+++ Records supplied

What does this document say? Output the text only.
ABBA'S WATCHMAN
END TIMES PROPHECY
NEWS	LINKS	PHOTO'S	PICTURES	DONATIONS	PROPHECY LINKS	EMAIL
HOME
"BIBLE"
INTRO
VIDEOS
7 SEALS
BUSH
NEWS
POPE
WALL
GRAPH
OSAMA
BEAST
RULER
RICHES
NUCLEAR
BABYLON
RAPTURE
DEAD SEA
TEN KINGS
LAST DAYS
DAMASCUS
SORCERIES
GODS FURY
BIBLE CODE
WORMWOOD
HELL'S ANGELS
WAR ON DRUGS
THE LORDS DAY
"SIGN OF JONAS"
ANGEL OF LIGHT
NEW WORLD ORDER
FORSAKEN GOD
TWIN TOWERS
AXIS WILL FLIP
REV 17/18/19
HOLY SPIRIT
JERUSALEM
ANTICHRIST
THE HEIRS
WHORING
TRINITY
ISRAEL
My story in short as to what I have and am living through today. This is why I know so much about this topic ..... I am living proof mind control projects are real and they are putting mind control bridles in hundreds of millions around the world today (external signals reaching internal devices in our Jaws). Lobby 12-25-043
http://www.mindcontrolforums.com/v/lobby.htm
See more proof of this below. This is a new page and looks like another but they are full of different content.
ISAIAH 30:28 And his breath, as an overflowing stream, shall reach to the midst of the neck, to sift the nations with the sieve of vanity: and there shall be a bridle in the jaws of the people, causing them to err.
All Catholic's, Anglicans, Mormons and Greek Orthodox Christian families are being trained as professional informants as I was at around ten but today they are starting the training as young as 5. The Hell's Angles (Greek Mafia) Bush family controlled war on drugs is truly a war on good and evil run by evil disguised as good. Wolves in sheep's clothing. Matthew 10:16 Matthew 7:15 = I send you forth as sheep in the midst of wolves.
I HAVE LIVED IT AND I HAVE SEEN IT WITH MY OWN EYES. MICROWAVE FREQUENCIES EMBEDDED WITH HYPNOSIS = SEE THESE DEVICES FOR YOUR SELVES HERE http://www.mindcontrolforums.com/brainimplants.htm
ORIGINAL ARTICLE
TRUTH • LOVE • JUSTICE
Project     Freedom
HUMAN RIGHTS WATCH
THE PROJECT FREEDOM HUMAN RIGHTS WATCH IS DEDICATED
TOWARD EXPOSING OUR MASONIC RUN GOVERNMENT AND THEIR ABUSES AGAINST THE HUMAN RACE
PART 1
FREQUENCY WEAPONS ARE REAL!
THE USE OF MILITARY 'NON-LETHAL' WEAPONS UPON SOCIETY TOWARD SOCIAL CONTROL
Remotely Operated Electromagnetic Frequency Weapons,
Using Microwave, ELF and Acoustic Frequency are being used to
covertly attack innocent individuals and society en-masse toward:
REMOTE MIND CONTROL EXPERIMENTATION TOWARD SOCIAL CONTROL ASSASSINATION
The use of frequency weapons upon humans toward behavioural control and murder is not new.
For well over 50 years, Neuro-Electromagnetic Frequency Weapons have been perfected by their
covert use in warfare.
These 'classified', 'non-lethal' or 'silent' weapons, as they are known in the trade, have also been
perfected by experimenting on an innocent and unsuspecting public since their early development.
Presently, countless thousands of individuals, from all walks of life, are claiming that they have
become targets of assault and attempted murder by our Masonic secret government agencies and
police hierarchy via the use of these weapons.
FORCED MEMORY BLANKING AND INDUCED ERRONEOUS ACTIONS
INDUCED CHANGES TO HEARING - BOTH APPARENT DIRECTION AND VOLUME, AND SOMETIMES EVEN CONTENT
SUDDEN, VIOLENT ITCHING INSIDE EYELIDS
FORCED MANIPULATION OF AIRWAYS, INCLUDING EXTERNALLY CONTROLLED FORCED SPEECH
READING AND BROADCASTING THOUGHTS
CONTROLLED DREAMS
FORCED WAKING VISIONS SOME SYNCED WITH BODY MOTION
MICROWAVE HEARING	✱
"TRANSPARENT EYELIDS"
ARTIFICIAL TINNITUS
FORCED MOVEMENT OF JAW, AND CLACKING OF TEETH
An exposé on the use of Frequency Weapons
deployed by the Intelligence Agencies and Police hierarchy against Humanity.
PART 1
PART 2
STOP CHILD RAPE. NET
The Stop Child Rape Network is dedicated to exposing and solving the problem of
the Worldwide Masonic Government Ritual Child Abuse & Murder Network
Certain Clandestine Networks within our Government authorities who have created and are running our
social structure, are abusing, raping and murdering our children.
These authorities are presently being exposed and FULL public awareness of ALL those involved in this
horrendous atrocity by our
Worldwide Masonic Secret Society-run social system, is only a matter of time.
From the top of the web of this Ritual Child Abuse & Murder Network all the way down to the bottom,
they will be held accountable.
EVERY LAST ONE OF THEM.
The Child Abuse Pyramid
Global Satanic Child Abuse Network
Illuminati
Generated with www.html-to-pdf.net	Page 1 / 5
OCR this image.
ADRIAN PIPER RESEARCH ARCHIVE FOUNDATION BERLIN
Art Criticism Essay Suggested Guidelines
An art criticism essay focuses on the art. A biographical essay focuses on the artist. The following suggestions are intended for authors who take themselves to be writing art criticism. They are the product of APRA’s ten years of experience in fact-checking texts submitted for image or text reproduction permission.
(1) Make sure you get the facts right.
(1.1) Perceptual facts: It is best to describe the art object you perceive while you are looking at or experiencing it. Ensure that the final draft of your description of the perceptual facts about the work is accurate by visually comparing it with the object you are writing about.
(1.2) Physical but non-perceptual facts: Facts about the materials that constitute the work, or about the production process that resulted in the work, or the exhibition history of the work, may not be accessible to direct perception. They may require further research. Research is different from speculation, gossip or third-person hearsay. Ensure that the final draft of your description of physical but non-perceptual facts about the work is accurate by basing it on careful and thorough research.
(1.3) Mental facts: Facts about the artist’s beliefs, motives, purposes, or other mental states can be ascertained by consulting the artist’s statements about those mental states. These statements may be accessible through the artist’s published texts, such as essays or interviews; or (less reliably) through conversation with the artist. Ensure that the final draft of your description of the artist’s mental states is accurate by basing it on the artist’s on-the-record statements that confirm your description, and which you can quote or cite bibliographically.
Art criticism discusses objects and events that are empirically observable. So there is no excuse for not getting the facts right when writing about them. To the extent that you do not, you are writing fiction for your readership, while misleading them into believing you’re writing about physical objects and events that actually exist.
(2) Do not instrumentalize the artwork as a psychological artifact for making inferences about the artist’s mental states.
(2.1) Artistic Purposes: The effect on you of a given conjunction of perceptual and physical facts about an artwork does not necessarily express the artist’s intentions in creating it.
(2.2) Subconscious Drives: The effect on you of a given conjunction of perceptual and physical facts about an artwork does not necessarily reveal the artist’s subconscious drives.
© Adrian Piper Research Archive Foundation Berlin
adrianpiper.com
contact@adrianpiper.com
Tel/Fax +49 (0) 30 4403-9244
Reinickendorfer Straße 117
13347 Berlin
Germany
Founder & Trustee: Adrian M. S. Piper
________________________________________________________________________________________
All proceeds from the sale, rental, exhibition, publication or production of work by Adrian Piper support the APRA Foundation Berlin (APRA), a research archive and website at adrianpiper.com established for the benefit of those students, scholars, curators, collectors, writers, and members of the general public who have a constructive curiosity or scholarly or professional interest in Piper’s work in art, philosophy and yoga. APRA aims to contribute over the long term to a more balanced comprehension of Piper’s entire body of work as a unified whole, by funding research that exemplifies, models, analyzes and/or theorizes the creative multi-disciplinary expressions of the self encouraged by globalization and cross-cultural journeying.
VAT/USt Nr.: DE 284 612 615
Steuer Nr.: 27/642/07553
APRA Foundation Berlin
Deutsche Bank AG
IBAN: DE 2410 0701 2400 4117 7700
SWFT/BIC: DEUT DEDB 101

++++++

■ **Do this**: Go through the material above and count the lines that include "Ensure". Give the number alone.

■ **Problem solution**: 3